Instructions to follow: Select and reproduce each line of the listing below that bears the string "低气压试验箱技术条件".

....................

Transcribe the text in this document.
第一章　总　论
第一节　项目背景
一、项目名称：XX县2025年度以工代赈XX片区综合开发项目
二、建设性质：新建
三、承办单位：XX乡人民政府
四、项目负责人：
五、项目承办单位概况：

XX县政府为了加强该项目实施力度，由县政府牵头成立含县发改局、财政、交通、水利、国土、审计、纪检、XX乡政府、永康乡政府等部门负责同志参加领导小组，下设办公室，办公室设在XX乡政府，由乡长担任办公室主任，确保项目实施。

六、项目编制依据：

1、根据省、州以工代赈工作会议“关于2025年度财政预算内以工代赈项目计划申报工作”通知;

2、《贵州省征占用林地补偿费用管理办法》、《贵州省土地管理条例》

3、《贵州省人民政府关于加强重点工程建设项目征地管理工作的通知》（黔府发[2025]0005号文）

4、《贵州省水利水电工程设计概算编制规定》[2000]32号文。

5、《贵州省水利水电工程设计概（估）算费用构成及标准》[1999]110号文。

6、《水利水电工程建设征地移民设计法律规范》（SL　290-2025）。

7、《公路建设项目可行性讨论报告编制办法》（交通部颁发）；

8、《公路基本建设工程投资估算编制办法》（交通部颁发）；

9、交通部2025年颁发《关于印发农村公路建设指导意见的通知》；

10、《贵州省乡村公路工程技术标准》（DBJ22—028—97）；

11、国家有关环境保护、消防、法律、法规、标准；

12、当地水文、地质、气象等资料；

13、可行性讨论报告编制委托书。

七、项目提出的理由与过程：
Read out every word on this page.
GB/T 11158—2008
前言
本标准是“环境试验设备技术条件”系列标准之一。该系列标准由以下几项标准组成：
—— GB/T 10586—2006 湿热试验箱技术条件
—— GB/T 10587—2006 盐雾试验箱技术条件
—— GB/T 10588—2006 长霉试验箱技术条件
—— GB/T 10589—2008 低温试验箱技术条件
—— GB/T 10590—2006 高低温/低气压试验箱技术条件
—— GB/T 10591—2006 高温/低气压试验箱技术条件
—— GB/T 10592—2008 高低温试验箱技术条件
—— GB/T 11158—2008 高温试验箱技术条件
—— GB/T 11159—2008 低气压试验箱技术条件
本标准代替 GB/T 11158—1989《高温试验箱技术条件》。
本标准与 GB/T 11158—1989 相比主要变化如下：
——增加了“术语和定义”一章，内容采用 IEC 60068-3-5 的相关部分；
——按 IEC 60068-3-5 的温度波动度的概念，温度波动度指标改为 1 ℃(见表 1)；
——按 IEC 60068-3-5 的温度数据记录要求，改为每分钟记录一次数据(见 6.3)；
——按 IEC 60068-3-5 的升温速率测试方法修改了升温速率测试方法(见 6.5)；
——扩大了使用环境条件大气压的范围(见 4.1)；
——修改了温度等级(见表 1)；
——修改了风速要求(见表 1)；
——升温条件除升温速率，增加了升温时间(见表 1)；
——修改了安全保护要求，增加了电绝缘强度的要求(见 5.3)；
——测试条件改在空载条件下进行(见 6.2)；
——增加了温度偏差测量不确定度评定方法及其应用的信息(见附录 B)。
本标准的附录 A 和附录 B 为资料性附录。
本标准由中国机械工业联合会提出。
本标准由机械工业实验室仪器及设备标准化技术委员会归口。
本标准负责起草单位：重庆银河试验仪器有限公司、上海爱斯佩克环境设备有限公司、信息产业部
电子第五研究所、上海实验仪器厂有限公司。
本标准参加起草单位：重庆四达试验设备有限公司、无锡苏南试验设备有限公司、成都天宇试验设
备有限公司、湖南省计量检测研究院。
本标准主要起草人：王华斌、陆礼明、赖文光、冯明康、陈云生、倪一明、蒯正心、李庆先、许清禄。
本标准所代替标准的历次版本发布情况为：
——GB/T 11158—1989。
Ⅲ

....................

Solution to the problem:
—— GB/T 10590—2006 高低温/低气压试验箱技术条件
—— GB/T 10591—2006 高温/低气压试验箱技术条件
—— GB/T 11159—2008 低气压试验箱技术条件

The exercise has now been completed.